— BEGIN —

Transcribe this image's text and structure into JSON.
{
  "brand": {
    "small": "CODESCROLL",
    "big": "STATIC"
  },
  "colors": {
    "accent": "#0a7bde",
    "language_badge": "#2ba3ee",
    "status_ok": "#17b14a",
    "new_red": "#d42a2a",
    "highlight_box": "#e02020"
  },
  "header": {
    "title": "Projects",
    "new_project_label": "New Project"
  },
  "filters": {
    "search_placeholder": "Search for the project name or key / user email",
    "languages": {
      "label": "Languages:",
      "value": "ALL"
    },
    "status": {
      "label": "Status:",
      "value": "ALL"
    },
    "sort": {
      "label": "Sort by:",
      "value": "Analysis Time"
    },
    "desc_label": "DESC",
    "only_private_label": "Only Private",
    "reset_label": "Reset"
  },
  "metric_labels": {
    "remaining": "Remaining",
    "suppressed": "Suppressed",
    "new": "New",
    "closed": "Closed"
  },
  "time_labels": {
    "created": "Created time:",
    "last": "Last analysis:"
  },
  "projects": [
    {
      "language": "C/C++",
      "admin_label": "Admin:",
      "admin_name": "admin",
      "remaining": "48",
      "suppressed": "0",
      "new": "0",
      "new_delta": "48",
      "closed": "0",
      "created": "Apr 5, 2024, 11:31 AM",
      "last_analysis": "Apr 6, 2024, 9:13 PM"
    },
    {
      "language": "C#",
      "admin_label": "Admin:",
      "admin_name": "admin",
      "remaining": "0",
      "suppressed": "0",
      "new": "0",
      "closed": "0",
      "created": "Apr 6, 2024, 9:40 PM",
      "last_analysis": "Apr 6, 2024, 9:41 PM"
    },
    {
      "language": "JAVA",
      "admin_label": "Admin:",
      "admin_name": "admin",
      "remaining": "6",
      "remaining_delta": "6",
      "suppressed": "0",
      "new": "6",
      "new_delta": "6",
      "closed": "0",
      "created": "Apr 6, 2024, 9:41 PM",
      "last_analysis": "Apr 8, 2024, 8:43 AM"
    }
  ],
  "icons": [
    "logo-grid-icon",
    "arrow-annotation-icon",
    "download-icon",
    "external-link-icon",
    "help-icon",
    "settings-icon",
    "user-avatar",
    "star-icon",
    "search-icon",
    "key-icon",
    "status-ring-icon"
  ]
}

— END —

§ Your instructions: Produce an exact copy of all the records.

§ Exercise response:
Transcribe this image's text and structure into JSON.
{
  "brand": {
    "small": "CODESCROLL",
    "big": "STATIC"
  },
  "colors": {
    "accent": "#0a7bde",
    "language_badge": "#2ba3ee",
    "status_ok": "#17b14a",
    "new_red": "#d42a2a",
    "highlight_box": "#e02020"
  },
  "header": {
    "title": "Projects",
    "new_project_label": "New Project"
  },
  "filters": {
    "search_placeholder": "Search for the project name or key / user email",
    "languages": {
      "label": "Languages:",
      "value": "ALL"
    },
    "status": {
      "label": "Status:",
      "value": "ALL"
    },
    "sort": {
      "label": "Sort by:",
      "value": "Analysis Time"
    },
    "desc_label": "DESC",
    "only_private_label": "Only Private",
    "reset_label": "Reset"
  },
  "metric_labels": {
    "remaining": "Remaining",
    "suppressed": "Suppressed",
    "new": "New",
    "closed": "Closed"
  },
  "time_labels": {
    "created": "Created time:",
    "last": "Last analysis:"
  },
  "projects": [
    {
      "language": "C/C++",
      "admin_label": "Admin:",
      "admin_name": "admin",
      "remaining": "48",
      "suppressed": "0",
      "new": "0",
      "new_delta": "48",
      "closed": "0",
      "created": "Apr 5, 2024, 11:31 AM",
      "last_analysis": "Apr 6, 2024, 9:13 PM"
    },
    {
      "language": "C#",
      "admin_label": "Admin:",
      "admin_name": "admin",
      "remaining": "0",
      "suppressed": "0",
      "new": "0",
      "closed": "0",
      "created": "Apr 6, 2024, 9:40 PM",
      "last_analysis": "Apr 6, 2024, 9:41 PM"
    },
    {
      "language": "JAVA",
      "admin_label": "Admin:",
      "admin_name": "admin",
      "remaining": "6",
      "remaining_delta": "6",
      "suppressed": "0",
      "new": "6",
      "new_delta": "6",
      "closed": "0",
      "created": "Apr 6, 2024, 9:41 PM",
      "last_analysis": "Apr 8, 2024, 8:43 AM"
    }
  ],
  "icons": [
    "logo-grid-icon",
    "arrow-annotation-icon",
    "download-icon",
    "external-link-icon",
    "help-icon",
    "settings-icon",
    "user-avatar",
    "star-icon",
    "search-icon",
    "key-icon",
    "status-ring-icon"
  ]
}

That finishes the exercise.